> **WHAT THIS TASK INVOLVES**:
Each record below should be output verbatim, without pictures.
====== RECORDS PROVIDED
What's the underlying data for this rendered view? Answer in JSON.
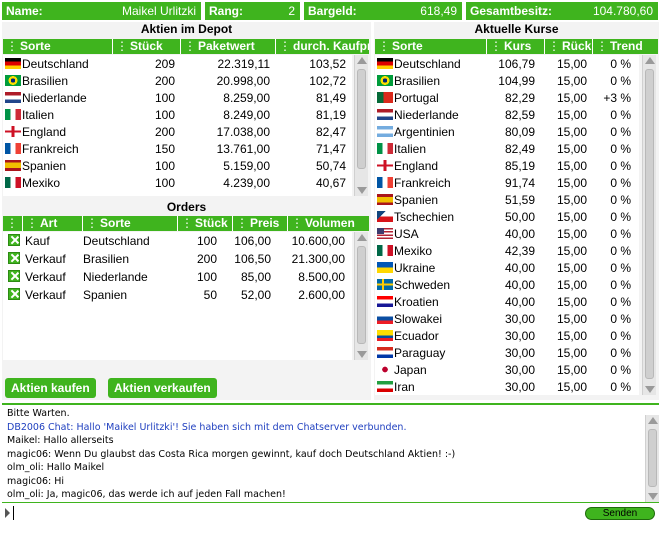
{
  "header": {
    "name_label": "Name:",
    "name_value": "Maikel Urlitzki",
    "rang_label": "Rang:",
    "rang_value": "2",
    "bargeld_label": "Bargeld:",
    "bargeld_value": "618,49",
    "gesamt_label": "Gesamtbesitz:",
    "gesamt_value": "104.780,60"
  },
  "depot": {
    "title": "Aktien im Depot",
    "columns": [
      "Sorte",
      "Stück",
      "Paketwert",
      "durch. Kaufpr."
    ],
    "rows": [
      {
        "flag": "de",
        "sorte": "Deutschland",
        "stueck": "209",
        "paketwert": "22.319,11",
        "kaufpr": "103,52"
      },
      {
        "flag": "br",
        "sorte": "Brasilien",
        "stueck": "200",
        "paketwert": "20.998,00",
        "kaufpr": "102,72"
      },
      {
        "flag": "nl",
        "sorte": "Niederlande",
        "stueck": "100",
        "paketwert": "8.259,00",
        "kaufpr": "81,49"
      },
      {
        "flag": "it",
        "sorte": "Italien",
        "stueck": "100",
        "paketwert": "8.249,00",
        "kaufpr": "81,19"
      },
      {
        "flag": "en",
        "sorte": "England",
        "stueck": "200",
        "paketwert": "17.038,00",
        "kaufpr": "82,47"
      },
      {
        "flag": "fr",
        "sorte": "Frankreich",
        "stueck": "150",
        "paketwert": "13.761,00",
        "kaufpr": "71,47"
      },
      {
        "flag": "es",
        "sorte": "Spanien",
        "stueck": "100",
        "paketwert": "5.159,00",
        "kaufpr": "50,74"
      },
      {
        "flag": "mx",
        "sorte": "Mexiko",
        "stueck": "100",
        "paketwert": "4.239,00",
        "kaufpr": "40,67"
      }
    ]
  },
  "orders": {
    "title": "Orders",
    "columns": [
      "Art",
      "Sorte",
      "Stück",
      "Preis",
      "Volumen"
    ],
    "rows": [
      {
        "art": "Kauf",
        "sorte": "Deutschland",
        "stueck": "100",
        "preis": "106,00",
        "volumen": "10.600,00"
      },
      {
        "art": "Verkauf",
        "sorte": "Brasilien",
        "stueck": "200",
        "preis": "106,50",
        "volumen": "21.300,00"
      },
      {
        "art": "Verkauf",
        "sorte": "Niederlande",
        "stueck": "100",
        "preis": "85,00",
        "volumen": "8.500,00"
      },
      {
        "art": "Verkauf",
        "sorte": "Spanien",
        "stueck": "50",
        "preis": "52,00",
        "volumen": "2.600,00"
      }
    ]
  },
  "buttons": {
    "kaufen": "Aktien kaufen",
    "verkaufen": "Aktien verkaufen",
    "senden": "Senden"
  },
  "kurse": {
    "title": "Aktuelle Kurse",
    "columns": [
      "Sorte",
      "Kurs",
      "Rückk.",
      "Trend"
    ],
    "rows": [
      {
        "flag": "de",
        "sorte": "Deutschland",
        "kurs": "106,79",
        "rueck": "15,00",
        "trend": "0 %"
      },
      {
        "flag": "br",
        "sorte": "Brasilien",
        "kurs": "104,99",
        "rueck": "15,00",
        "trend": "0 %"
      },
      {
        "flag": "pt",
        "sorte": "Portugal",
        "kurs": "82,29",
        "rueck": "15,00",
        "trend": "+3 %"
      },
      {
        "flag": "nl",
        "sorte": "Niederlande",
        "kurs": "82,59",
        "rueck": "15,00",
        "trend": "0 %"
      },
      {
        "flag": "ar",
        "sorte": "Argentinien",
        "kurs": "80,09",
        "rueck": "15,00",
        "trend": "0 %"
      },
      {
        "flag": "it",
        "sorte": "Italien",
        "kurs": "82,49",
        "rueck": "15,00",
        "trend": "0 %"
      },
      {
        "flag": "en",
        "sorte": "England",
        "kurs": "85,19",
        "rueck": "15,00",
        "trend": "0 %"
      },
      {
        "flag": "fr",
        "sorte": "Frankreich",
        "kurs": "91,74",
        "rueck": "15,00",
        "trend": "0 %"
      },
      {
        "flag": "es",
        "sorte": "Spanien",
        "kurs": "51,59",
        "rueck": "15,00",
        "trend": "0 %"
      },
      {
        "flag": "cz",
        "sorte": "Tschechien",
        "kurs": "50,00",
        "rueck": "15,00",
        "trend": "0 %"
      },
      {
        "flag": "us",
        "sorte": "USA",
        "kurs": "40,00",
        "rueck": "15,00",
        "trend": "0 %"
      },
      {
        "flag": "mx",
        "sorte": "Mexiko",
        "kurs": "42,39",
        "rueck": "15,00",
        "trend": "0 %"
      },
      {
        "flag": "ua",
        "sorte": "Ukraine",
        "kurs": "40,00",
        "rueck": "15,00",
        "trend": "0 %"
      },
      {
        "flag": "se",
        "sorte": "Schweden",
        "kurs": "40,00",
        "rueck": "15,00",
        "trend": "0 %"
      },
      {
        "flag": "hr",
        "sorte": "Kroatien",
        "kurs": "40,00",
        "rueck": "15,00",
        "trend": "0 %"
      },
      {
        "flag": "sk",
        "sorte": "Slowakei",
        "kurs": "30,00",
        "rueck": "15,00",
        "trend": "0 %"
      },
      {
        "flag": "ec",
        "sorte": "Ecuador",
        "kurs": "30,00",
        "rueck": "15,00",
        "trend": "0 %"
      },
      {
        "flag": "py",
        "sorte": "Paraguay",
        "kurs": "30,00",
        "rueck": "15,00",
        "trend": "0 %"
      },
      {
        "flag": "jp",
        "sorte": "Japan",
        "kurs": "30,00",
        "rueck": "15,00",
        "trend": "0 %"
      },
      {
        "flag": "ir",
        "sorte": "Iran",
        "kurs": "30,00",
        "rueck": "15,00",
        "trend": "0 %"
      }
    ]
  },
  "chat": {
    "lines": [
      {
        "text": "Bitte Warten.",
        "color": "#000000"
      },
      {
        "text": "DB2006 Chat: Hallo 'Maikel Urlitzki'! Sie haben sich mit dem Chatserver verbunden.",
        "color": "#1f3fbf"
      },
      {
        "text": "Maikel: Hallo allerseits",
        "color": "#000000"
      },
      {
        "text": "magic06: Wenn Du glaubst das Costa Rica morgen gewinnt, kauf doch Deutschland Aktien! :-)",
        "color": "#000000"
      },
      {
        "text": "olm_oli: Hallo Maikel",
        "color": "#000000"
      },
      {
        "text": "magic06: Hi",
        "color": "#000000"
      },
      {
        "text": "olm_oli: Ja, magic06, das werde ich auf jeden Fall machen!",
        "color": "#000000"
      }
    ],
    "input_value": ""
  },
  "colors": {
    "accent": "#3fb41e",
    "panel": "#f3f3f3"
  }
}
============
> **ANSWER TO THIS EXERCISE**:
What's the underlying data for this rendered view? Answer in JSON.
{
  "header": {
    "name_label": "Name:",
    "name_value": "Maikel Urlitzki",
    "rang_label": "Rang:",
    "rang_value": "2",
    "bargeld_label": "Bargeld:",
    "bargeld_value": "618,49",
    "gesamt_label": "Gesamtbesitz:",
    "gesamt_value": "104.780,60"
  },
  "depot": {
    "title": "Aktien im Depot",
    "columns": [
      "Sorte",
      "Stück",
      "Paketwert",
      "durch. Kaufpr."
    ],
    "rows": [
      {
        "flag": "de",
        "sorte": "Deutschland",
        "stueck": "209",
        "paketwert": "22.319,11",
        "kaufpr": "103,52"
      },
      {
        "flag": "br",
        "sorte": "Brasilien",
        "stueck": "200",
        "paketwert": "20.998,00",
        "kaufpr": "102,72"
      },
      {
        "flag": "nl",
        "sorte": "Niederlande",
        "stueck": "100",
        "paketwert": "8.259,00",
        "kaufpr": "81,49"
      },
      {
        "flag": "it",
        "sorte": "Italien",
        "stueck": "100",
        "paketwert": "8.249,00",
        "kaufpr": "81,19"
      },
      {
        "flag": "en",
        "sorte": "England",
        "stueck": "200",
        "paketwert": "17.038,00",
        "kaufpr": "82,47"
      },
      {
        "flag": "fr",
        "sorte": "Frankreich",
        "stueck": "150",
        "paketwert": "13.761,00",
        "kaufpr": "71,47"
      },
      {
        "flag": "es",
        "sorte": "Spanien",
        "stueck": "100",
        "paketwert": "5.159,00",
        "kaufpr": "50,74"
      },
      {
        "flag": "mx",
        "sorte": "Mexiko",
        "stueck": "100",
        "paketwert": "4.239,00",
        "kaufpr": "40,67"
      }
    ]
  },
  "orders": {
    "title": "Orders",
    "columns": [
      "Art",
      "Sorte",
      "Stück",
      "Preis",
      "Volumen"
    ],
    "rows": [
      {
        "art": "Kauf",
        "sorte": "Deutschland",
        "stueck": "100",
        "preis": "106,00",
        "volumen": "10.600,00"
      },
      {
        "art": "Verkauf",
        "sorte": "Brasilien",
        "stueck": "200",
        "preis": "106,50",
        "volumen": "21.300,00"
      },
      {
        "art": "Verkauf",
        "sorte": "Niederlande",
        "stueck": "100",
        "preis": "85,00",
        "volumen": "8.500,00"
      },
      {
        "art": "Verkauf",
        "sorte": "Spanien",
        "stueck": "50",
        "preis": "52,00",
        "volumen": "2.600,00"
      }
    ]
  },
  "buttons": {
    "kaufen": "Aktien kaufen",
    "verkaufen": "Aktien verkaufen",
    "senden": "Senden"
  },
  "kurse": {
    "title": "Aktuelle Kurse",
    "columns": [
      "Sorte",
      "Kurs",
      "Rückk.",
      "Trend"
    ],
    "rows": [
      {
        "flag": "de",
        "sorte": "Deutschland",
        "kurs": "106,79",
        "rueck": "15,00",
        "trend": "0 %"
      },
      {
        "flag": "br",
        "sorte": "Brasilien",
        "kurs": "104,99",
        "rueck": "15,00",
        "trend": "0 %"
      },
      {
        "flag": "pt",
        "sorte": "Portugal",
        "kurs": "82,29",
        "rueck": "15,00",
        "trend": "+3 %"
      },
      {
        "flag": "nl",
        "sorte": "Niederlande",
        "kurs": "82,59",
        "rueck": "15,00",
        "trend": "0 %"
      },
      {
        "flag": "ar",
        "sorte": "Argentinien",
        "kurs": "80,09",
        "rueck": "15,00",
        "trend": "0 %"
      },
      {
        "flag": "it",
        "sorte": "Italien",
        "kurs": "82,49",
        "rueck": "15,00",
        "trend": "0 %"
      },
      {
        "flag": "en",
        "sorte": "England",
        "kurs": "85,19",
        "rueck": "15,00",
        "trend": "0 %"
      },
      {
        "flag": "fr",
        "sorte": "Frankreich",
        "kurs": "91,74",
        "rueck": "15,00",
        "trend": "0 %"
      },
      {
        "flag": "es",
        "sorte": "Spanien",
        "kurs": "51,59",
        "rueck": "15,00",
        "trend": "0 %"
      },
      {
        "flag": "cz",
        "sorte": "Tschechien",
        "kurs": "50,00",
        "rueck": "15,00",
        "trend": "0 %"
      },
      {
        "flag": "us",
        "sorte": "USA",
        "kurs": "40,00",
        "rueck": "15,00",
        "trend": "0 %"
      },
      {
        "flag": "mx",
        "sorte": "Mexiko",
        "kurs": "42,39",
        "rueck": "15,00",
        "trend": "0 %"
      },
      {
        "flag": "ua",
        "sorte": "Ukraine",
        "kurs": "40,00",
        "rueck": "15,00",
        "trend": "0 %"
      },
      {
        "flag": "se",
        "sorte": "Schweden",
        "kurs": "40,00",
        "rueck": "15,00",
        "trend": "0 %"
      },
      {
        "flag": "hr",
        "sorte": "Kroatien",
        "kurs": "40,00",
        "rueck": "15,00",
        "trend": "0 %"
      },
      {
        "flag": "sk",
        "sorte": "Slowakei",
        "kurs": "30,00",
        "rueck": "15,00",
        "trend": "0 %"
      },
      {
        "flag": "ec",
        "sorte": "Ecuador",
        "kurs": "30,00",
        "rueck": "15,00",
        "trend": "0 %"
      },
      {
        "flag": "py",
        "sorte": "Paraguay",
        "kurs": "30,00",
        "rueck": "15,00",
        "trend": "0 %"
      },
      {
        "flag": "jp",
        "sorte": "Japan",
        "kurs": "30,00",
        "rueck": "15,00",
        "trend": "0 %"
      },
      {
        "flag": "ir",
        "sorte": "Iran",
        "kurs": "30,00",
        "rueck": "15,00",
        "trend": "0 %"
      }
    ]
  },
  "chat": {
    "lines": [
      {
        "text": "Bitte Warten.",
        "color": "#000000"
      },
      {
        "text": "DB2006 Chat: Hallo 'Maikel Urlitzki'! Sie haben sich mit dem Chatserver verbunden.",
        "color": "#1f3fbf"
      },
      {
        "text": "Maikel: Hallo allerseits",
        "color": "#000000"
      },
      {
        "text": "magic06: Wenn Du glaubst das Costa Rica morgen gewinnt, kauf doch Deutschland Aktien! :-)",
        "color": "#000000"
      },
      {
        "text": "olm_oli: Hallo Maikel",
        "color": "#000000"
      },
      {
        "text": "magic06: Hi",
        "color": "#000000"
      },
      {
        "text": "olm_oli: Ja, magic06, das werde ich auf jeden Fall machen!",
        "color": "#000000"
      }
    ],
    "input_value": ""
  },
  "colors": {
    "accent": "#3fb41e",
    "panel": "#f3f3f3"
  }
}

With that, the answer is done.